--- start Given information ---

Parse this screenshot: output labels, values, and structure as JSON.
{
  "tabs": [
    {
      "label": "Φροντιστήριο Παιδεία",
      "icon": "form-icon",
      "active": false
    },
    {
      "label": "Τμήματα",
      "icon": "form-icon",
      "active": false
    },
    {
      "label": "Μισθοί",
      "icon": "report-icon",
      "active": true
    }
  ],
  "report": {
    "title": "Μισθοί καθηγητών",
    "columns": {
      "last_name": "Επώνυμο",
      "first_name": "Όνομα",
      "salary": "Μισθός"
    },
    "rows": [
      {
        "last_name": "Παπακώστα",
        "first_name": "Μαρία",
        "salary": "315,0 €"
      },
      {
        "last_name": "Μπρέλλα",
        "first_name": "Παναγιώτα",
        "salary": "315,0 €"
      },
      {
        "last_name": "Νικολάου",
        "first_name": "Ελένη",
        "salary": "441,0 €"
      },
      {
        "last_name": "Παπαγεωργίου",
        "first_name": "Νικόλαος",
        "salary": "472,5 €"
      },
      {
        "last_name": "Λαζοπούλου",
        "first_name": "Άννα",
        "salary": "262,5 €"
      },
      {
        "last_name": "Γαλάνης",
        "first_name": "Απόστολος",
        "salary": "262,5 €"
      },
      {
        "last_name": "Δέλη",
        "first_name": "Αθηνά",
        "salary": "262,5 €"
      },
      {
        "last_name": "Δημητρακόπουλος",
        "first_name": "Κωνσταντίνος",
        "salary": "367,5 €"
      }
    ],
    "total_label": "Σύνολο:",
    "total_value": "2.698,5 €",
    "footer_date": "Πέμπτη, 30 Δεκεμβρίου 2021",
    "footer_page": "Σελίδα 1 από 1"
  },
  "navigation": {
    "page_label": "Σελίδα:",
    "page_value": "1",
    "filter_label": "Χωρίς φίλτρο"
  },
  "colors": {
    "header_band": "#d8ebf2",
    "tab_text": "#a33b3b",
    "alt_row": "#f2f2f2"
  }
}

--- end Given information ---
--- start Given information ---

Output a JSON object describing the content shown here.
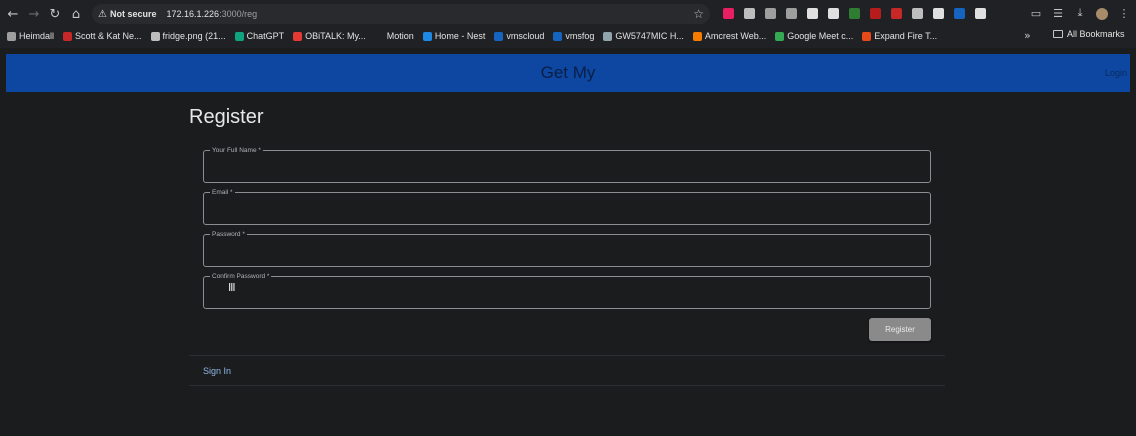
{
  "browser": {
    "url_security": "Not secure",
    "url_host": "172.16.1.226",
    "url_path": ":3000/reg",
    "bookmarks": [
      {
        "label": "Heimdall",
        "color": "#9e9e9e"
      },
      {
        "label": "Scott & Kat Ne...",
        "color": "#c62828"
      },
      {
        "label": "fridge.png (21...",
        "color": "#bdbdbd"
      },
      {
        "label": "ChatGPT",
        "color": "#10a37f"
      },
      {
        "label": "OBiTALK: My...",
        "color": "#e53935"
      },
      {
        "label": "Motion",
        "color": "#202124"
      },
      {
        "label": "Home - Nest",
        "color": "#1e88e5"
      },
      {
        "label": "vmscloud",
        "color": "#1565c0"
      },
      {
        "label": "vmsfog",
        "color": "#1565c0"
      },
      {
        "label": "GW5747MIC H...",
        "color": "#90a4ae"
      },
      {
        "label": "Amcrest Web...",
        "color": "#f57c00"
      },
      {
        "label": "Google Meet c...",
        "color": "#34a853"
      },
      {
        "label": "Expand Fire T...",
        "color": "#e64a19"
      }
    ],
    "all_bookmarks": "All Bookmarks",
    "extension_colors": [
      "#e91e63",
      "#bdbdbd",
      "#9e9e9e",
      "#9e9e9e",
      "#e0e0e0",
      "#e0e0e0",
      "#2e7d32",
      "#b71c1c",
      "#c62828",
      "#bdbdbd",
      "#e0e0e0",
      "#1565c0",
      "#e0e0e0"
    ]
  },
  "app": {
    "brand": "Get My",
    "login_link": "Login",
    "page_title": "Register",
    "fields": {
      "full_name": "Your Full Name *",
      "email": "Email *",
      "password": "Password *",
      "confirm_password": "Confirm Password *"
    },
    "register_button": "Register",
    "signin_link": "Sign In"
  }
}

--- end Given information ---

From the entries above, copy out every line where the string "Μισθοί" appears.

• Answer to the problem
      "label": "Μισθοί",
    "title": "Μισθοί καθηγητών",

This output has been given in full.